-- EXERCISE INPUT --

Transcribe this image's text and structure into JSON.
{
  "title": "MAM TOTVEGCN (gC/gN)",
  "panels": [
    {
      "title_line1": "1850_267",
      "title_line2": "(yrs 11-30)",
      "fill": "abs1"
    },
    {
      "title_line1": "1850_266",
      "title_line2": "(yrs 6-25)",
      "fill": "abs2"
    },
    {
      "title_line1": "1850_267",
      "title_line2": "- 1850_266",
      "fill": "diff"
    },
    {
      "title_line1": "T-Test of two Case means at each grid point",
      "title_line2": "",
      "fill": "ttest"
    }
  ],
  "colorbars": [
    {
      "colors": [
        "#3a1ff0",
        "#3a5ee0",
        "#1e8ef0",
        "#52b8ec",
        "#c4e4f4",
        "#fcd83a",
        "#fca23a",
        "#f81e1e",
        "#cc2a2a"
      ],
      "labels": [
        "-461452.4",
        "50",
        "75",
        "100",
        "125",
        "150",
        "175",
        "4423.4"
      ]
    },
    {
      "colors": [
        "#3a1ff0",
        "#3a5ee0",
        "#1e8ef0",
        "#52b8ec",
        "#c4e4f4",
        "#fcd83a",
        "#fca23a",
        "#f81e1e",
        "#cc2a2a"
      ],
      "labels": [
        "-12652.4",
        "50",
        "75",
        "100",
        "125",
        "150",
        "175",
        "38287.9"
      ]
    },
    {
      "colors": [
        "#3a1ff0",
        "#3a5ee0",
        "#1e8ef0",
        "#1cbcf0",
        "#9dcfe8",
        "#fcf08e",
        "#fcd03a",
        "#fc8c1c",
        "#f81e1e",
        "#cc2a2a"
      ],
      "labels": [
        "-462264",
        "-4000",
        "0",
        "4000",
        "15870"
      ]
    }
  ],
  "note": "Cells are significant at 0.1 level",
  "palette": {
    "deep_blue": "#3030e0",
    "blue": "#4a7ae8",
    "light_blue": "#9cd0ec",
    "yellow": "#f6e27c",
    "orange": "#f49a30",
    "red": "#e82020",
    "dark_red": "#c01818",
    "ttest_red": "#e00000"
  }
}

-- DIRECTIONS FOR THIS TASK --
Quote the data in full, keeping each word unchanged.

-- COMPLETED TASK --
Transcribe this image's text and structure into JSON.
{
  "title": "MAM TOTVEGCN (gC/gN)",
  "panels": [
    {
      "title_line1": "1850_267",
      "title_line2": "(yrs 11-30)",
      "fill": "abs1"
    },
    {
      "title_line1": "1850_266",
      "title_line2": "(yrs 6-25)",
      "fill": "abs2"
    },
    {
      "title_line1": "1850_267",
      "title_line2": "- 1850_266",
      "fill": "diff"
    },
    {
      "title_line1": "T-Test of two Case means at each grid point",
      "title_line2": "",
      "fill": "ttest"
    }
  ],
  "colorbars": [
    {
      "colors": [
        "#3a1ff0",
        "#3a5ee0",
        "#1e8ef0",
        "#52b8ec",
        "#c4e4f4",
        "#fcd83a",
        "#fca23a",
        "#f81e1e",
        "#cc2a2a"
      ],
      "labels": [
        "-461452.4",
        "50",
        "75",
        "100",
        "125",
        "150",
        "175",
        "4423.4"
      ]
    },
    {
      "colors": [
        "#3a1ff0",
        "#3a5ee0",
        "#1e8ef0",
        "#52b8ec",
        "#c4e4f4",
        "#fcd83a",
        "#fca23a",
        "#f81e1e",
        "#cc2a2a"
      ],
      "labels": [
        "-12652.4",
        "50",
        "75",
        "100",
        "125",
        "150",
        "175",
        "38287.9"
      ]
    },
    {
      "colors": [
        "#3a1ff0",
        "#3a5ee0",
        "#1e8ef0",
        "#1cbcf0",
        "#9dcfe8",
        "#fcf08e",
        "#fcd03a",
        "#fc8c1c",
        "#f81e1e",
        "#cc2a2a"
      ],
      "labels": [
        "-462264",
        "-4000",
        "0",
        "4000",
        "15870"
      ]
    }
  ],
  "note": "Cells are significant at 0.1 level",
  "palette": {
    "deep_blue": "#3030e0",
    "blue": "#4a7ae8",
    "light_blue": "#9cd0ec",
    "yellow": "#f6e27c",
    "orange": "#f49a30",
    "red": "#e82020",
    "dark_red": "#c01818",
    "ttest_red": "#e00000"
  }
}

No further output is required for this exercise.